LINTASJATIM.com, Lamongan – Forum Diskusi Poros Pantura (FDPP) Lamongan melakukan diskusi publik menyoroti atas Raperda Usulan dari Pemerintah Kabupaten Lamongan bertempat di Gedung Rukun Nelayan Desa Kemantren, Minggu (19/7/2020).
Raperda yang menjadi sorotan antara lain Raperda Rencana Tata Ruang Wilayah, Raperda Rencana Detail Tata Ruang Bagian Wilayah
Perencanaan Paciran Tahun 2020-2040 (RDTR BWP Paciran) dan Rencana Pembangunan Industri Kabupaten Lamongan Tahun 2020–2040 (RPIK).
Pakar, tokoh hingga aktivis turut hadir dalam diskusi tersebut, yaitu Ispandoyo, SH, (Pakar Hukum Lamongan, Pengurus LPBHNU Lamongan Sekaligus Kordinator FDPP), Rahardi Puguh Raharja (Aktivis Lingkungan Lamongan).
Selain itu juga hadir Anggota DPRD Lamongan yakni Mutoyo Fraksi PPP dan Matlubur Rifa’i Fraksi PAN. Keduanya merupakan Pansus 1 yang membahas tentang materi Raperda.
Koordinator forum FDPP, Ipandoyo, SH. mengatakan ada beberapa Raperda yang diniai bermasalah terutama Raperda RDTR BWP Paciran tentang sistem pengelolaan limbah bahan berbahaya dan beracun (B3).
“Pada Pasal 27 Ayat 9, pengelolaan limbah B3 akan dilakukan di 13 titik di Kecamatan Paciran. Jelas ini sangat berbahaya apalagi mengancam atas konteks sosial masyarakat, ekonomi, dan paling utama lingkungan sekitar,” ungkapnya.
“Kami menolak dan bahkan kalau perlu dikembalikan dulu agar direvisi oleh Pemerintah Kabupaten Lamongan. Sehingga tidak terkesan Copy Paste saja dari Kabupaten lain. Pasal kontroversi utamanya Pasal 27, Harus di Revisi kalau tidak akan menimbulkan kesengsaraan terhadap Rakyat,” tegasnya.
Sementara itu, Mutoyo Sebagai Anggota DPRD sekaligus Sekretaris Pansus 1 menyatakan, akan menerima semua masukan dari peserta diskusi untuk dibawa pada rapat pansus.
-------
▸ **Tujuan**
A) Tuliskan ulang tanpa perubahan bagian artikel tentang Raperda Lamongan, mulai dari "LINTASJATIM.com, Lamongan –" sampai dengan "tentang materi Raperda.".
B) Menurut artikel tentang Raperda Lamongan, di gedung mana diskusi publik FDPP diadakan?
C) Teruskan artikel tentang Raperda Lamongan, mulai setelah kalimat terakhir yang ada.

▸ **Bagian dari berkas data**
-------
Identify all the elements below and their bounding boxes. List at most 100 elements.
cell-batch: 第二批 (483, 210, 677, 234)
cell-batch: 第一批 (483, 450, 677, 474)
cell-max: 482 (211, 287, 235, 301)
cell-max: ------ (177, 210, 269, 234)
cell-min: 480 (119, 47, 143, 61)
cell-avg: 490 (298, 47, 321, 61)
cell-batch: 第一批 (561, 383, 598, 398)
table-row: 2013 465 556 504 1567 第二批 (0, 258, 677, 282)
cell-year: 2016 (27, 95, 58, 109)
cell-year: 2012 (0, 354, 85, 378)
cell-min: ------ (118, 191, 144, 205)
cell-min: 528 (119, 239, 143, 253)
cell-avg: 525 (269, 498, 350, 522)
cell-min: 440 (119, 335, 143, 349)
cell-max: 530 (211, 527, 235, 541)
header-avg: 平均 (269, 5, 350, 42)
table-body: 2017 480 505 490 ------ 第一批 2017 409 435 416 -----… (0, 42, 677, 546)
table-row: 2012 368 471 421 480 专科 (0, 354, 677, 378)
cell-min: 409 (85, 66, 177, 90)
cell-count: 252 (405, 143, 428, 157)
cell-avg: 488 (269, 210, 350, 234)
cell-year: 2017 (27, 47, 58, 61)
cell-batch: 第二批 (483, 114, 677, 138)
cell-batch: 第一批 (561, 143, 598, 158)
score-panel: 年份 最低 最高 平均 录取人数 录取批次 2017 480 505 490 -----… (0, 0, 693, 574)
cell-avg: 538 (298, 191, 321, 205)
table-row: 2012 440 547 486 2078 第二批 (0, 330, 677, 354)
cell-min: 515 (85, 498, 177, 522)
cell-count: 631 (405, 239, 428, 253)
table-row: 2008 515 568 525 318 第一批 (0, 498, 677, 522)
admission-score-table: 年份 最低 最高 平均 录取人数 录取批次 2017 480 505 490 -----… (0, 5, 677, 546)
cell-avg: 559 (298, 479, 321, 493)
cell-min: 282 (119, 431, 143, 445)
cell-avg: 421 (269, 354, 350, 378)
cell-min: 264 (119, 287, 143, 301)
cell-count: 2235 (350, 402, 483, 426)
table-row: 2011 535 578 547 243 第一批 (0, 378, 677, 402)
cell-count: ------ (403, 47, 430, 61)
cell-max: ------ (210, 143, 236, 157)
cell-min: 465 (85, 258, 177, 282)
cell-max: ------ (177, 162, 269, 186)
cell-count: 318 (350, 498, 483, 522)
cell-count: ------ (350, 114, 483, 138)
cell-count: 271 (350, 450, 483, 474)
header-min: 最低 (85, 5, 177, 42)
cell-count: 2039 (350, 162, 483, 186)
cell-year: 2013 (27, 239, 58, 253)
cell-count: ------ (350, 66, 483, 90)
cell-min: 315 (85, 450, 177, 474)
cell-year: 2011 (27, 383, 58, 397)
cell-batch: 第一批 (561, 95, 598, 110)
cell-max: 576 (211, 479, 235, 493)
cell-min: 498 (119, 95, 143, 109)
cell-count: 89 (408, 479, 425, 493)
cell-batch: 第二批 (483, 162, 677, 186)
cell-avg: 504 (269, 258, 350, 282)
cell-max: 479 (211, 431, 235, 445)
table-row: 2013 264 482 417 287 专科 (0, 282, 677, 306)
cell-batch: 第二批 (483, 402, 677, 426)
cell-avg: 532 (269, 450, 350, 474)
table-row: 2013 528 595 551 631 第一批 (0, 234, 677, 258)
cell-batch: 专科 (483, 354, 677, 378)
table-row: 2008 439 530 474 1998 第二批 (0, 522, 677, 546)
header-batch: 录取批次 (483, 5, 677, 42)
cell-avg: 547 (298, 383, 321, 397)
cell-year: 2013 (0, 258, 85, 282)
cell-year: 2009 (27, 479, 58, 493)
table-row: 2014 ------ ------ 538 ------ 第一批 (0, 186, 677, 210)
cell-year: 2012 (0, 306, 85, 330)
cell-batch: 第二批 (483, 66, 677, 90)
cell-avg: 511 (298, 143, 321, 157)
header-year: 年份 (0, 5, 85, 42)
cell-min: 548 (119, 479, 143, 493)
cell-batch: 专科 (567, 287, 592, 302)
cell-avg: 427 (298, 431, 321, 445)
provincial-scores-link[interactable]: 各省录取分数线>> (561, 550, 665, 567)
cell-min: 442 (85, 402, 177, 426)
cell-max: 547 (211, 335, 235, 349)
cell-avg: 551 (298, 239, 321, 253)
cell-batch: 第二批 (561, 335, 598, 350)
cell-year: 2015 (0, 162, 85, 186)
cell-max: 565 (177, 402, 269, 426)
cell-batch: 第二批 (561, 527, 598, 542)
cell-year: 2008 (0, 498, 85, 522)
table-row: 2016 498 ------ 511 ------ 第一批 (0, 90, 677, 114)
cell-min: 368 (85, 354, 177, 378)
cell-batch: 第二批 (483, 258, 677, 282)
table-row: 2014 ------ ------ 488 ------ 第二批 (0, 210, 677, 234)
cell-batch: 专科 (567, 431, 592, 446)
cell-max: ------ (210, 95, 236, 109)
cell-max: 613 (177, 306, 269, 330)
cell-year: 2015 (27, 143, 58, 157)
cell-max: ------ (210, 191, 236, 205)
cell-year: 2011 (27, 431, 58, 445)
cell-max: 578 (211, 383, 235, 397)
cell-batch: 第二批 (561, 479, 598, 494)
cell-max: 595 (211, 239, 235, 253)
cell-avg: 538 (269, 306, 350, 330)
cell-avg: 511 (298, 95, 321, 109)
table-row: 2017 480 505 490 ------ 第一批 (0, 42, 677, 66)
-------
▸ **Jawaban Akhir**
A)
LINTASJATIM.com, Lamongan – Forum Diskusi Poros Pantura (FDPP) Lamongan melakukan diskusi publik menyoroti atas Raperda Usulan dari Pemerintah Kabupaten Lamongan bertempat di Gedung Rukun Nelayan Desa Kemantren, Minggu (19/7/2020).
Raperda yang menjadi sorotan antara lain Raperda Rencana Tata Ruang Wilayah, Raperda Rencana Detail Tata Ruang Bagian Wilayah
Perencanaan Paciran Tahun 2020-2040 (RDTR BWP Paciran) dan Rencana Pembangunan Industri Kabupaten Lamongan Tahun 2020–2040 (RPIK).
Pakar, tokoh hingga aktivis turut hadir dalam diskusi tersebut, yaitu Ispandoyo, SH, (Pakar Hukum Lamongan, Pengurus LPBHNU Lamongan Sekaligus Kordinator FDPP), Rahardi Puguh Raharja (Aktivis Lingkungan Lamongan).
Selain itu juga hadir Anggota DPRD Lamongan yakni Mutoyo Fraksi PPP dan Matlubur Rifa’i Fraksi PAN. Keduanya merupakan Pansus 1 yang membahas tentang materi Raperda.

B) Di Gedung Rukun Nelayan Desa Kemantren.

C)
“Kami menerima masukkan dari temen-teman semuanya agar nanti saya bawa ke Rapat Pansus pada tanggal 23 Juli 2020. Bahkan kalau bisa nanti harus ada perwakilan dari pantura untuk ikut rapat Pansus tersebut,” tandasnya.
Dikesempatan yang sama, Matlubur Rifai Anggota DPRD Fraksi PAN mengatakan, Pansus 1 yang membahas tentang Raperda RTRW dan Raperda RDTR BWP Paciran merupakan hal yang menarik sehingga dalam prosesnya menjadi rebutan dan penuh dinamika.
“Maka Diskusi ini sangat penting sehingga hasil dari diskusi ini bisa kita bawah di Rapat Pansus yang akan datang,” katanya.
Sementara itu, Puguh Rahardi Raharjo sebagai aktivis lingkungan mempertanyakan terkait naskah akademik terkait raperda tersebut. Sampai hari ini naskah akademik belum bisa diakses.
“Naskah akademik itu sangat penting sehingga tau tujuan dan maksud dari raperda yang dipermasalahkan ini. Dari 6 Raperda yang di usulkan oleh Pemkab belum ada naskah akademik,” terang Puguh.
Puguh menambahkan, rakyat perlu tahu bagaimana rencana pembangunan industri di lamongan. Bagaimana proses memahami konteks pada proyek pembebasan tanah di Kemantren tahun 1995.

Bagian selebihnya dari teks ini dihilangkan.